* Problem requirements *
Type out the records that follow, exactly as given.
****************
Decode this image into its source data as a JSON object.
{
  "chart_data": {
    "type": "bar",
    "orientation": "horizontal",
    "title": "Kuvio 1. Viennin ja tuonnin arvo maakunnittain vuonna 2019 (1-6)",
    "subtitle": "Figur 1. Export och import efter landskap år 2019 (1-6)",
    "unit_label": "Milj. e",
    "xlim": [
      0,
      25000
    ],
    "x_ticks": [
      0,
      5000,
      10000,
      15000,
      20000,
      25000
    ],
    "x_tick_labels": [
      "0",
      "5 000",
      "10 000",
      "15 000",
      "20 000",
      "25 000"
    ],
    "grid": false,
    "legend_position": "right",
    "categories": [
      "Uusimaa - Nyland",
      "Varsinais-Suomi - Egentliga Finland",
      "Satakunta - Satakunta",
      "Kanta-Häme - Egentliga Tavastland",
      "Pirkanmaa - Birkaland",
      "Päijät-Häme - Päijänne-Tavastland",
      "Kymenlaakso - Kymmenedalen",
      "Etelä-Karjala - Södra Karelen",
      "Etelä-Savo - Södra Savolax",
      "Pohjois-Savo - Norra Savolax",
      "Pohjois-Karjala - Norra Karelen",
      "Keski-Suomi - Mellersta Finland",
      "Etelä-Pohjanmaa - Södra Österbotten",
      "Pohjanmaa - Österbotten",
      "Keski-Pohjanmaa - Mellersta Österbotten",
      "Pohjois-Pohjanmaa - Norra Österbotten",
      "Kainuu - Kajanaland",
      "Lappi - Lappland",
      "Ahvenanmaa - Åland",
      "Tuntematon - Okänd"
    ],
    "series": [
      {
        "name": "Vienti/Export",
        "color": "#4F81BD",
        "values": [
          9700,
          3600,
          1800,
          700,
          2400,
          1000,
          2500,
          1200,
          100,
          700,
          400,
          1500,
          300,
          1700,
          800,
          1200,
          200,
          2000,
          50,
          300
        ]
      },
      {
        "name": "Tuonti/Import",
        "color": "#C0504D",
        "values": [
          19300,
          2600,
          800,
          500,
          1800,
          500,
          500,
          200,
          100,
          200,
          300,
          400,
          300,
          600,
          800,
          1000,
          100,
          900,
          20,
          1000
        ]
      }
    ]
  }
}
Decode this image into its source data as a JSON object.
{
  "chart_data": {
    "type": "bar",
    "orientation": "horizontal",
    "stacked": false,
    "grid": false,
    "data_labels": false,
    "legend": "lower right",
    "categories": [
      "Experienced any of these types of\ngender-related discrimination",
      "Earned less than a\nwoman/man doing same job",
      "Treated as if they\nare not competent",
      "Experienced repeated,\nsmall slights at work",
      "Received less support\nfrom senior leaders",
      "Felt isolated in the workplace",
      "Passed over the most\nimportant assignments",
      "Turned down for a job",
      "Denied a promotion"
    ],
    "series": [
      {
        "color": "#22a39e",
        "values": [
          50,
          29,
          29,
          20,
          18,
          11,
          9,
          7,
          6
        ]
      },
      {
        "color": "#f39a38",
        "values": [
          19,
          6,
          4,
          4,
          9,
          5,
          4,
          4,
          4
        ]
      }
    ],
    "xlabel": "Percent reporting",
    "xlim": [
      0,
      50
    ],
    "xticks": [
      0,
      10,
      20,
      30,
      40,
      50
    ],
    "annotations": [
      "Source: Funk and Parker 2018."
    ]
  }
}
****************
* Finished task *
Decode this image into its source data as a JSON object.
{
  "chart_data": {
    "type": "bar",
    "orientation": "horizontal",
    "title": "Kuvio 1. Viennin ja tuonnin arvo maakunnittain vuonna 2019 (1-6)",
    "subtitle": "Figur 1. Export och import efter landskap år 2019 (1-6)",
    "unit_label": "Milj. e",
    "xlim": [
      0,
      25000
    ],
    "x_ticks": [
      0,
      5000,
      10000,
      15000,
      20000,
      25000
    ],
    "x_tick_labels": [
      "0",
      "5 000",
      "10 000",
      "15 000",
      "20 000",
      "25 000"
    ],
    "grid": false,
    "legend_position": "right",
    "categories": [
      "Uusimaa - Nyland",
      "Varsinais-Suomi - Egentliga Finland",
      "Satakunta - Satakunta",
      "Kanta-Häme - Egentliga Tavastland",
      "Pirkanmaa - Birkaland",
      "Päijät-Häme - Päijänne-Tavastland",
      "Kymenlaakso - Kymmenedalen",
      "Etelä-Karjala - Södra Karelen",
      "Etelä-Savo - Södra Savolax",
      "Pohjois-Savo - Norra Savolax",
      "Pohjois-Karjala - Norra Karelen",
      "Keski-Suomi - Mellersta Finland",
      "Etelä-Pohjanmaa - Södra Österbotten",
      "Pohjanmaa - Österbotten",
      "Keski-Pohjanmaa - Mellersta Österbotten",
      "Pohjois-Pohjanmaa - Norra Österbotten",
      "Kainuu - Kajanaland",
      "Lappi - Lappland",
      "Ahvenanmaa - Åland",
      "Tuntematon - Okänd"
    ],
    "series": [
      {
        "name": "Vienti/Export",
        "color": "#4F81BD",
        "values": [
          9700,
          3600,
          1800,
          700,
          2400,
          1000,
          2500,
          1200,
          100,
          700,
          400,
          1500,
          300,
          1700,
          800,
          1200,
          200,
          2000,
          50,
          300
        ]
      },
      {
        "name": "Tuonti/Import",
        "color": "#C0504D",
        "values": [
          19300,
          2600,
          800,
          500,
          1800,
          500,
          500,
          200,
          100,
          200,
          300,
          400,
          300,
          600,
          800,
          1000,
          100,
          900,
          20,
          1000
        ]
      }
    ]
  }
}
Decode this image into its source data as a JSON object.
{
  "chart_data": {
    "type": "bar",
    "orientation": "horizontal",
    "stacked": false,
    "grid": false,
    "data_labels": false,
    "legend": "lower right",
    "categories": [
      "Experienced any of these types of\ngender-related discrimination",
      "Earned less than a\nwoman/man doing same job",
      "Treated as if they\nare not competent",
      "Experienced repeated,\nsmall slights at work",
      "Received less support\nfrom senior leaders",
      "Felt isolated in the workplace",
      "Passed over the most\nimportant assignments",
      "Turned down for a job",
      "Denied a promotion"
    ],
    "series": [
      {
        "color": "#22a39e",
        "values": [
          50,
          29,
          29,
          20,
          18,
          11,
          9,
          7,
          6
        ]
      },
      {
        "color": "#f39a38",
        "values": [
          19,
          6,
          4,
          4,
          9,
          5,
          4,
          4,
          4
        ]
      }
    ],
    "xlabel": "Percent reporting",
    "xlim": [
      0,
      50
    ],
    "xticks": [
      0,
      10,
      20,
      30,
      40,
      50
    ],
    "annotations": [
      "Source: Funk and Parker 2018."
    ]
  }
}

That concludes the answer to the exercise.